:: Page text ::

*** Block opens ***

Benjamin Sago / ogham / cairnrefinery / etc…

Technical notes Maintain macOS app preferences with Specsheet

Well-behaved Mac applications store their settings in the standard OS preferences database, which is sometimes called the “defaults database” after the defaults command to access it.

While some people will provision their Mac systems by repeatedly running defaults write to set their applications up the way they like them, I prefer to make the changes myself, and use Specsheet to check that the changes are in line with what I expect.

Here are two modifications I make to the system:

spec/system.toml
# Use ISO-8601 calendar
[[defaults]]
domain = 'Apple Global Domain'
key    = 'AppleLocale'
value  = 'en_GB@calendar=iso8601'

# Disable recent apps
[[defaults]]
domain = 'com.apple.Dock'
key    = 'show-recents'
value  = 0

Here are some things I change in the built-in suite of apps:

spec/system.toml
# Don’t warn when changing extensions
[[defaults]]
domain = 'com.apple.Finder'
key    = 'FXEnableExtensionChangeWarning'
value  = 0

# Disable things which require network lookups
[[defaults]]
domain = 'com.apple.GEO'
key    = 'ClimateShowWeatherConditions'
value  = 0

# Default TextEdit to plain text
[[defaults]]
domain = 'com.apple.TextEdit'
key    = 'RichText'
value  = 0

And because good native third-party apps will use the same database, I can set the behaviour of those in stone, too:

spec/apps.toml
# Show attachments at the top in MailMate
[[defaults]]
domain = 'com.freron.MailMate'
key    = 'MmShowAttachmentsFirst'
value  = 1

# Do nothing when scrolling side-to-side in IINA
[[defaults]]
domain = 'com.colliderli.iina'
key    = 'horizontalScrollAction'
value  = 2

You can almost certainly get away with having a script that just sets these values for you — I’ve seen other people’s Ansible playbooks before that configure computers in this way. The important part (in my opinion) is that you have a record of everything somewhere.

*** Block closes ***

:: Data section ::

*** Block opens ***

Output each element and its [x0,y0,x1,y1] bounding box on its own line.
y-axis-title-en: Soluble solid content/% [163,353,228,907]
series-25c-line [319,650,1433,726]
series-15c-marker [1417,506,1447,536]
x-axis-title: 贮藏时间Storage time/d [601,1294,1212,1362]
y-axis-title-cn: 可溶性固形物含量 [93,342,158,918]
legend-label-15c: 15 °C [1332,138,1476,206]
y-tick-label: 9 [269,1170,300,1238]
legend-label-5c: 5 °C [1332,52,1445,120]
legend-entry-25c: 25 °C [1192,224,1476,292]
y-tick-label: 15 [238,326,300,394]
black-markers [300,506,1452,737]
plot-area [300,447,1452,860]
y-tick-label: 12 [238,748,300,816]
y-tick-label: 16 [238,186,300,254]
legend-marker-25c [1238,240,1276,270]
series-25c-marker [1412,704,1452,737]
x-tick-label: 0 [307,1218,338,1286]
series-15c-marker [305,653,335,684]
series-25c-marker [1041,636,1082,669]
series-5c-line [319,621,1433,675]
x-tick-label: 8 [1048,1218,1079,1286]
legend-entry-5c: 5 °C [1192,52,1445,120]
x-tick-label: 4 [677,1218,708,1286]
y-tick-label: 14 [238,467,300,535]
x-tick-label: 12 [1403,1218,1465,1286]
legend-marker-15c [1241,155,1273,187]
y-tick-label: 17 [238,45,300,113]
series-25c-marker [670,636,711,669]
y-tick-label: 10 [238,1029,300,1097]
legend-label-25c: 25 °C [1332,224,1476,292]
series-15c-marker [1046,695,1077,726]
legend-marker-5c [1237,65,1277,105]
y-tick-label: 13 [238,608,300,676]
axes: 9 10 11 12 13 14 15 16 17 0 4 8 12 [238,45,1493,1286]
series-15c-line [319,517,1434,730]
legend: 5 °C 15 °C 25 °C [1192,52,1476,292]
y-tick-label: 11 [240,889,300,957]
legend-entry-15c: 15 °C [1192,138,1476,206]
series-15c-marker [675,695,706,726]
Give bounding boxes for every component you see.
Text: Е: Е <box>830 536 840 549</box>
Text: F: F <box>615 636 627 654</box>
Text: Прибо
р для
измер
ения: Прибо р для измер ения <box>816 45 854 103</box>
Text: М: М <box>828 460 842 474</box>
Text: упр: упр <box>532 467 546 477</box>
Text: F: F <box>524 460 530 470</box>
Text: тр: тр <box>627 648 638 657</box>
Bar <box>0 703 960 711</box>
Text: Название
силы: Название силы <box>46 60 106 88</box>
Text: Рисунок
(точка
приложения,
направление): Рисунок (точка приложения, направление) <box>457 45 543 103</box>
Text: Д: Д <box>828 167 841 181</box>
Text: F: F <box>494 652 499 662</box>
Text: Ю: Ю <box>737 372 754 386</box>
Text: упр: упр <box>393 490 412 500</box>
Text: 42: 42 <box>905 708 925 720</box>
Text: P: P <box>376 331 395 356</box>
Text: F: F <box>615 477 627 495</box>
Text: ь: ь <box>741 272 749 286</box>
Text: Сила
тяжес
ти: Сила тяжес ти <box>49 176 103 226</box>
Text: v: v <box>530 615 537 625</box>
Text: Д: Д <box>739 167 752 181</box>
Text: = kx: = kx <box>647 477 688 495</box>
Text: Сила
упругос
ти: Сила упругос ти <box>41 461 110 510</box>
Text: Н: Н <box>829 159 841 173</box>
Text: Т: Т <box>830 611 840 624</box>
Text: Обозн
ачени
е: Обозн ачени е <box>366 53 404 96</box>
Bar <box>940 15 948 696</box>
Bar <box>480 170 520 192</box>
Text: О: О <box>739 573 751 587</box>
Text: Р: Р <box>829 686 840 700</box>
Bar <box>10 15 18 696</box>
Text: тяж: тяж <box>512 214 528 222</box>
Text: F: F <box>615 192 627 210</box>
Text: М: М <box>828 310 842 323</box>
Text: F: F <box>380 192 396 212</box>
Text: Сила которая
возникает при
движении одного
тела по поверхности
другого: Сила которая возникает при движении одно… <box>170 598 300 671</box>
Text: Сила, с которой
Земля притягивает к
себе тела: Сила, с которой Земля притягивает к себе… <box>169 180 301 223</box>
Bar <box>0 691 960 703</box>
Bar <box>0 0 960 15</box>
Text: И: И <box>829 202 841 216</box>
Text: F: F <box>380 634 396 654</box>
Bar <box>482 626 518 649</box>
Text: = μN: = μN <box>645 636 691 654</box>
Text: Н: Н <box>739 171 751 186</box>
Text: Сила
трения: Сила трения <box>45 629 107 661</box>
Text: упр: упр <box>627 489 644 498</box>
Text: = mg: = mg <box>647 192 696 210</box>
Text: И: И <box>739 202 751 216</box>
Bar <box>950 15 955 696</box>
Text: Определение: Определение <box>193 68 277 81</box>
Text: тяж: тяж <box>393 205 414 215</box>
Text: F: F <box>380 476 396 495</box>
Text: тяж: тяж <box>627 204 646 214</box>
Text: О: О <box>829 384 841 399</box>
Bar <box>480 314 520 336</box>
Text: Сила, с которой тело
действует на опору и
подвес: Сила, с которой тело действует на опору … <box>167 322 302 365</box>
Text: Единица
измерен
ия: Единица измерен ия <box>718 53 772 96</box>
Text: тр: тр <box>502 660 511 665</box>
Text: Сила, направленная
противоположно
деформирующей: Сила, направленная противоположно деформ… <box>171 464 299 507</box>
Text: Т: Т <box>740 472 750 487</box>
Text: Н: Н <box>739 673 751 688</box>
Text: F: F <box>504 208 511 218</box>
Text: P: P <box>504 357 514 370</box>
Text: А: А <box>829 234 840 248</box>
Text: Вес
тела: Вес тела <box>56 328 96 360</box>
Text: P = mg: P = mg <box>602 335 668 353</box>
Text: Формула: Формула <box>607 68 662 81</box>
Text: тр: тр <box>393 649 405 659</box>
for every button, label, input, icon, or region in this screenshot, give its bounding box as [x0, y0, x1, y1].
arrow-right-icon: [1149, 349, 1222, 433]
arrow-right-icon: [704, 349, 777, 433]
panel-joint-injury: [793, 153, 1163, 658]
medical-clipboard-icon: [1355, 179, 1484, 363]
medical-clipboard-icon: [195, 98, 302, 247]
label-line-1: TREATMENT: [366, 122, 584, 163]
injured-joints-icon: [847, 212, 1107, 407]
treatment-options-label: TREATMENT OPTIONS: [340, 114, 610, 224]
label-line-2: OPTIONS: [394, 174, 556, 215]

*** Block closes ***

:: What you need to do ::
a: In the macOS preferences note, what value is assigned to the AppleLocale key?
b: List every preference domain that appears in the macOS preferences note.
c: According to the macOS preferences note, why can Specsheet also fix the behavior of third-party apps such as MailMate and IINA?

:: Answers for each item ::
a: en_GB@calendar=iso8601

b: Apple Global Domain, com.apple.Dock, com.apple.Finder, com.apple.GEO, com.apple.TextEdit, com.freron.MailMate, com.colliderli.iina

c: Good native third-party apps store their settings in the same OS preferences database as the built-in apps. This means their settings can be checked the same way.